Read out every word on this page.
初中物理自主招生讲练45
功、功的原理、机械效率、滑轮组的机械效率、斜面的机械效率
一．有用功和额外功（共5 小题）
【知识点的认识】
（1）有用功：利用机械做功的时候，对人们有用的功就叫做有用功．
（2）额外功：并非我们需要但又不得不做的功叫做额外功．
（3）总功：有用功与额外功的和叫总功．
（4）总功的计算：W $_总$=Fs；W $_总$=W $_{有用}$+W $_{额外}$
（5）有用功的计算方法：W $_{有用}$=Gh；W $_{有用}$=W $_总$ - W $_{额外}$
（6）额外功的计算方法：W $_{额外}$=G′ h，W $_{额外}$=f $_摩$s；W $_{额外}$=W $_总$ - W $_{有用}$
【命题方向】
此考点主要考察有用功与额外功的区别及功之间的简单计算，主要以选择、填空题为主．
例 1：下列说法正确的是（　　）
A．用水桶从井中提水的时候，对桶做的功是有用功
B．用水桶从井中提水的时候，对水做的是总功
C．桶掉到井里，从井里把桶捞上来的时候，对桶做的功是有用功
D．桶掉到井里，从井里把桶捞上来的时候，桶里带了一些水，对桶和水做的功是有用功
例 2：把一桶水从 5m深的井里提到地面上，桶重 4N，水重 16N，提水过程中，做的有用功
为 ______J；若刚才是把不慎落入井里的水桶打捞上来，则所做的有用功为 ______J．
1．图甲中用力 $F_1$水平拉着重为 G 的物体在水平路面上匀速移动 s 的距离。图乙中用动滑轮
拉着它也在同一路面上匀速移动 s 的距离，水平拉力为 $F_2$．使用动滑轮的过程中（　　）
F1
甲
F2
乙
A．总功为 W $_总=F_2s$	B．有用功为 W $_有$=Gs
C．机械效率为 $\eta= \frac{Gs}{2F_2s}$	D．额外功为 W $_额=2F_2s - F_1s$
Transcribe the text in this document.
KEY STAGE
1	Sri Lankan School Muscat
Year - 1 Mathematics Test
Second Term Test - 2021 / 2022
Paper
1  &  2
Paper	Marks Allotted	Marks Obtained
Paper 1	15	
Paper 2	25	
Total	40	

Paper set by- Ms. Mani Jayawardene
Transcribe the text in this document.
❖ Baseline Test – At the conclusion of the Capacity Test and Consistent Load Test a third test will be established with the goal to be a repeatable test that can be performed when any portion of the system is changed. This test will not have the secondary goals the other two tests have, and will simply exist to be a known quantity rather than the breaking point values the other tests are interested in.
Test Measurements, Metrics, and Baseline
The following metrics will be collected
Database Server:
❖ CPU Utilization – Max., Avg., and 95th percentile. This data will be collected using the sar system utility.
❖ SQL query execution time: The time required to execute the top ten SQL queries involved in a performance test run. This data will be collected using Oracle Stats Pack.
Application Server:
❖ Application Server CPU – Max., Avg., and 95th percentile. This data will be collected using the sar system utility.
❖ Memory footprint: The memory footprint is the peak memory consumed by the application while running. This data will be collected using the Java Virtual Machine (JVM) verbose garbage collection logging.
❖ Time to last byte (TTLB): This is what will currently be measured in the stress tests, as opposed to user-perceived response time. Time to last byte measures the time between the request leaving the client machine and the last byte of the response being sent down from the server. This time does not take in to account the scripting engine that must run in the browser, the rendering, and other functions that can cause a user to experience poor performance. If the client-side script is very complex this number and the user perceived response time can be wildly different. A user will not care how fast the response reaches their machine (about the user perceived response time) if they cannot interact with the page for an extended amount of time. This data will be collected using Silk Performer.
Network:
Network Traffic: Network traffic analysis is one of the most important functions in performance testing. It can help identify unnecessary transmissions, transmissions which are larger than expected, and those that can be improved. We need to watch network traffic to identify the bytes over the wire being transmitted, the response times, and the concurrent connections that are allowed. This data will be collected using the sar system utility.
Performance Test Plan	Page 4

Written task -> Write out the data again, exactly and in full.

Answer in full ->
Read out every word on this page.
初中物理自主招生讲练45
功、功的原理、机械效率、滑轮组的机械效率、斜面的机械效率
一．有用功和额外功（共5 小题）
【知识点的认识】
（1）有用功：利用机械做功的时候，对人们有用的功就叫做有用功．
（2）额外功：并非我们需要但又不得不做的功叫做额外功．
（3）总功：有用功与额外功的和叫总功．
（4）总功的计算：W $_总$=Fs；W $_总$=W $_{有用}$+W $_{额外}$
（5）有用功的计算方法：W $_{有用}$=Gh；W $_{有用}$=W $_总$ - W $_{额外}$
（6）额外功的计算方法：W $_{额外}$=G′ h，W $_{额外}$=f $_摩$s；W $_{额外}$=W $_总$ - W $_{有用}$
【命题方向】
此考点主要考察有用功与额外功的区别及功之间的简单计算，主要以选择、填空题为主．
例 1：下列说法正确的是（　　）
A．用水桶从井中提水的时候，对桶做的功是有用功
B．用水桶从井中提水的时候，对水做的是总功
C．桶掉到井里，从井里把桶捞上来的时候，对桶做的功是有用功
D．桶掉到井里，从井里把桶捞上来的时候，桶里带了一些水，对桶和水做的功是有用功
例 2：把一桶水从 5m深的井里提到地面上，桶重 4N，水重 16N，提水过程中，做的有用功
为 ______J；若刚才是把不慎落入井里的水桶打捞上来，则所做的有用功为 ______J．
1．图甲中用力 $F_1$水平拉着重为 G 的物体在水平路面上匀速移动 s 的距离。图乙中用动滑轮
拉着它也在同一路面上匀速移动 s 的距离，水平拉力为 $F_2$．使用动滑轮的过程中（　　）
F1
甲
F2
乙
A．总功为 W $_总=F_2s$	B．有用功为 W $_有$=Gs
C．机械效率为 $\eta= \frac{Gs}{2F_2s}$	D．额外功为 W $_额=2F_2s - F_1s$
Transcribe the text in this document.
KEY STAGE
1	Sri Lankan School Muscat
Year - 1 Mathematics Test
Second Term Test - 2021 / 2022
Paper
1  &  2
Paper	Marks Allotted	Marks Obtained
Paper 1	15	
Paper 2	25	
Total	40	

Paper set by- Ms. Mani Jayawardene
Transcribe the text in this document.
❖ Baseline Test – At the conclusion of the Capacity Test and Consistent Load Test a third test will be established with the goal to be a repeatable test that can be performed when any portion of the system is changed. This test will not have the secondary goals the other two tests have, and will simply exist to be a known quantity rather than the breaking point values the other tests are interested in.
Test Measurements, Metrics, and Baseline
The following metrics will be collected
Database Server:
❖ CPU Utilization – Max., Avg., and 95th percentile. This data will be collected using the sar system utility.
❖ SQL query execution time: The time required to execute the top ten SQL queries involved in a performance test run. This data will be collected using Oracle Stats Pack.
Application Server:
❖ Application Server CPU – Max., Avg., and 95th percentile. This data will be collected using the sar system utility.
❖ Memory footprint: The memory footprint is the peak memory consumed by the application while running. This data will be collected using the Java Virtual Machine (JVM) verbose garbage collection logging.
❖ Time to last byte (TTLB): This is what will currently be measured in the stress tests, as opposed to user-perceived response time. Time to last byte measures the time between the request leaving the client machine and the last byte of the response being sent down from the server. This time does not take in to account the scripting engine that must run in the browser, the rendering, and other functions that can cause a user to experience poor performance. If the client-side script is very complex this number and the user perceived response time can be wildly different. A user will not care how fast the response reaches their machine (about the user perceived response time) if they cannot interact with the page for an extended amount of time. This data will be collected using Silk Performer.
Network:
Network Traffic: Network traffic analysis is one of the most important functions in performance testing. It can help identify unnecessary transmissions, transmissions which are larger than expected, and those that can be improved. We need to watch network traffic to identify the bytes over the wire being transmitted, the response times, and the concurrent connections that are allowed. This data will be collected using the sar system utility.
Performance Test Plan	Page 4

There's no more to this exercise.